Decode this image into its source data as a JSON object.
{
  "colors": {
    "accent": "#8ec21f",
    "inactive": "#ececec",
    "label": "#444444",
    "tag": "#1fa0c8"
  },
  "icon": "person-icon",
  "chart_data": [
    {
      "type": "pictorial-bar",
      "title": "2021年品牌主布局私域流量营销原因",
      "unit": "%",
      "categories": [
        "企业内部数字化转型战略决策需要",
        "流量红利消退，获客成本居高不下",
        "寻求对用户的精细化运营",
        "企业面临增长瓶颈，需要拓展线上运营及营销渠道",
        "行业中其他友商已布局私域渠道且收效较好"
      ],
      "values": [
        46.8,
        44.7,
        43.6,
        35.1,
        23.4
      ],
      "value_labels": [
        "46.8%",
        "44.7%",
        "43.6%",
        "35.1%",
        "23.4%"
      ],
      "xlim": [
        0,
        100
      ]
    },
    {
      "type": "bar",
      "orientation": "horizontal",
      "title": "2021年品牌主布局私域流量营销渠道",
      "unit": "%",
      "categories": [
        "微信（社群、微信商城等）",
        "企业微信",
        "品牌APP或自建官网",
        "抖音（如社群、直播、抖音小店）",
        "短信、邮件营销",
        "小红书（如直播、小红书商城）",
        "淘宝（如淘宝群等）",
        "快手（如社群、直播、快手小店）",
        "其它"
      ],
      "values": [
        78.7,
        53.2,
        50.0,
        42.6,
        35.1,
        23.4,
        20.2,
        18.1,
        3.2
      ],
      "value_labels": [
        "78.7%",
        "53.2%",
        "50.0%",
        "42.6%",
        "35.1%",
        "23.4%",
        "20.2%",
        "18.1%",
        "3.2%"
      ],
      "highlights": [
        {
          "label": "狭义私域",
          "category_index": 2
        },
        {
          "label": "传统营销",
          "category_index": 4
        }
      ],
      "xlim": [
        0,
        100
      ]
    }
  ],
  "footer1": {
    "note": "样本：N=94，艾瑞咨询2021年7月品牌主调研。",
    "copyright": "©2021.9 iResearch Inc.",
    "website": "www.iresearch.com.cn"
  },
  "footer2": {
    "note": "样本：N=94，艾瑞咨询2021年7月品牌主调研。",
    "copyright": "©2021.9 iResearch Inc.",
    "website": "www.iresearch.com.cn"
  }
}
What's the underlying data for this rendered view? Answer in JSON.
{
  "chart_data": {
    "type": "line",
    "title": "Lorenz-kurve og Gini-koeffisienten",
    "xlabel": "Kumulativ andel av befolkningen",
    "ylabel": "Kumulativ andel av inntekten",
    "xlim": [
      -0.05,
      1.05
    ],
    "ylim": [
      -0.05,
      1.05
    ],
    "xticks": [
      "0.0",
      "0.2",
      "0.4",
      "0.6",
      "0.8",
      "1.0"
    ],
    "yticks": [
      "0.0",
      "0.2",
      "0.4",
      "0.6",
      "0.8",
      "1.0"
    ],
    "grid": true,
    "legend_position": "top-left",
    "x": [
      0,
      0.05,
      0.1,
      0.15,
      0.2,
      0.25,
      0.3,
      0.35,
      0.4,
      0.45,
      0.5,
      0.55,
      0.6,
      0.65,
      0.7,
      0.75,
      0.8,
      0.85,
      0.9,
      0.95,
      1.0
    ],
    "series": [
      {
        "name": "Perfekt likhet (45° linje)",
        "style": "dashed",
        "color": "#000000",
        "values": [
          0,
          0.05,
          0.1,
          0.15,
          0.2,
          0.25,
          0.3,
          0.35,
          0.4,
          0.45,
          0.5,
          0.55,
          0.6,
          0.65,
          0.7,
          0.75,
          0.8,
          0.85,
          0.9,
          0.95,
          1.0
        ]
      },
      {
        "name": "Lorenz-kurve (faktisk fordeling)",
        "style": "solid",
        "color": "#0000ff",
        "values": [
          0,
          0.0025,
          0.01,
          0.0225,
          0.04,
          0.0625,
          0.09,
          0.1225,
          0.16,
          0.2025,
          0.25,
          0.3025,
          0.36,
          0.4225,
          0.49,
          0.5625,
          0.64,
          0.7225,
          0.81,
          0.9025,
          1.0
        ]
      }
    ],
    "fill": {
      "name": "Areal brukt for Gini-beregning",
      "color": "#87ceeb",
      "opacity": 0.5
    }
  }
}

== == ==

Problem statement: The data above must be returned in full, exactly as written.

Complete response:
Decode this image into its source data as a JSON object.
{
  "colors": {
    "accent": "#8ec21f",
    "inactive": "#ececec",
    "label": "#444444",
    "tag": "#1fa0c8"
  },
  "icon": "person-icon",
  "chart_data": [
    {
      "type": "pictorial-bar",
      "title": "2021年品牌主布局私域流量营销原因",
      "unit": "%",
      "categories": [
        "企业内部数字化转型战略决策需要",
        "流量红利消退，获客成本居高不下",
        "寻求对用户的精细化运营",
        "企业面临增长瓶颈，需要拓展线上运营及营销渠道",
        "行业中其他友商已布局私域渠道且收效较好"
      ],
      "values": [
        46.8,
        44.7,
        43.6,
        35.1,
        23.4
      ],
      "value_labels": [
        "46.8%",
        "44.7%",
        "43.6%",
        "35.1%",
        "23.4%"
      ],
      "xlim": [
        0,
        100
      ]
    },
    {
      "type": "bar",
      "orientation": "horizontal",
      "title": "2021年品牌主布局私域流量营销渠道",
      "unit": "%",
      "categories": [
        "微信（社群、微信商城等）",
        "企业微信",
        "品牌APP或自建官网",
        "抖音（如社群、直播、抖音小店）",
        "短信、邮件营销",
        "小红书（如直播、小红书商城）",
        "淘宝（如淘宝群等）",
        "快手（如社群、直播、快手小店）",
        "其它"
      ],
      "values": [
        78.7,
        53.2,
        50.0,
        42.6,
        35.1,
        23.4,
        20.2,
        18.1,
        3.2
      ],
      "value_labels": [
        "78.7%",
        "53.2%",
        "50.0%",
        "42.6%",
        "35.1%",
        "23.4%",
        "20.2%",
        "18.1%",
        "3.2%"
      ],
      "highlights": [
        {
          "label": "狭义私域",
          "category_index": 2
        },
        {
          "label": "传统营销",
          "category_index": 4
        }
      ],
      "xlim": [
        0,
        100
      ]
    }
  ],
  "footer1": {
    "note": "样本：N=94，艾瑞咨询2021年7月品牌主调研。",
    "copyright": "©2021.9 iResearch Inc.",
    "website": "www.iresearch.com.cn"
  },
  "footer2": {
    "note": "样本：N=94，艾瑞咨询2021年7月品牌主调研。",
    "copyright": "©2021.9 iResearch Inc.",
    "website": "www.iresearch.com.cn"
  }
}
What's the underlying data for this rendered view? Answer in JSON.
{
  "chart_data": {
    "type": "line",
    "title": "Lorenz-kurve og Gini-koeffisienten",
    "xlabel": "Kumulativ andel av befolkningen",
    "ylabel": "Kumulativ andel av inntekten",
    "xlim": [
      -0.05,
      1.05
    ],
    "ylim": [
      -0.05,
      1.05
    ],
    "xticks": [
      "0.0",
      "0.2",
      "0.4",
      "0.6",
      "0.8",
      "1.0"
    ],
    "yticks": [
      "0.0",
      "0.2",
      "0.4",
      "0.6",
      "0.8",
      "1.0"
    ],
    "grid": true,
    "legend_position": "top-left",
    "x": [
      0,
      0.05,
      0.1,
      0.15,
      0.2,
      0.25,
      0.3,
      0.35,
      0.4,
      0.45,
      0.5,
      0.55,
      0.6,
      0.65,
      0.7,
      0.75,
      0.8,
      0.85,
      0.9,
      0.95,
      1.0
    ],
    "series": [
      {
        "name": "Perfekt likhet (45° linje)",
        "style": "dashed",
        "color": "#000000",
        "values": [
          0,
          0.05,
          0.1,
          0.15,
          0.2,
          0.25,
          0.3,
          0.35,
          0.4,
          0.45,
          0.5,
          0.55,
          0.6,
          0.65,
          0.7,
          0.75,
          0.8,
          0.85,
          0.9,
          0.95,
          1.0
        ]
      },
      {
        "name": "Lorenz-kurve (faktisk fordeling)",
        "style": "solid",
        "color": "#0000ff",
        "values": [
          0,
          0.0025,
          0.01,
          0.0225,
          0.04,
          0.0625,
          0.09,
          0.1225,
          0.16,
          0.2025,
          0.25,
          0.3025,
          0.36,
          0.4225,
          0.49,
          0.5625,
          0.64,
          0.7225,
          0.81,
          0.9025,
          1.0
        ]
      }
    ],
    "fill": {
      "name": "Areal brukt for Gini-beregning",
      "color": "#87ceeb",
      "opacity": 0.5
    }
  }
}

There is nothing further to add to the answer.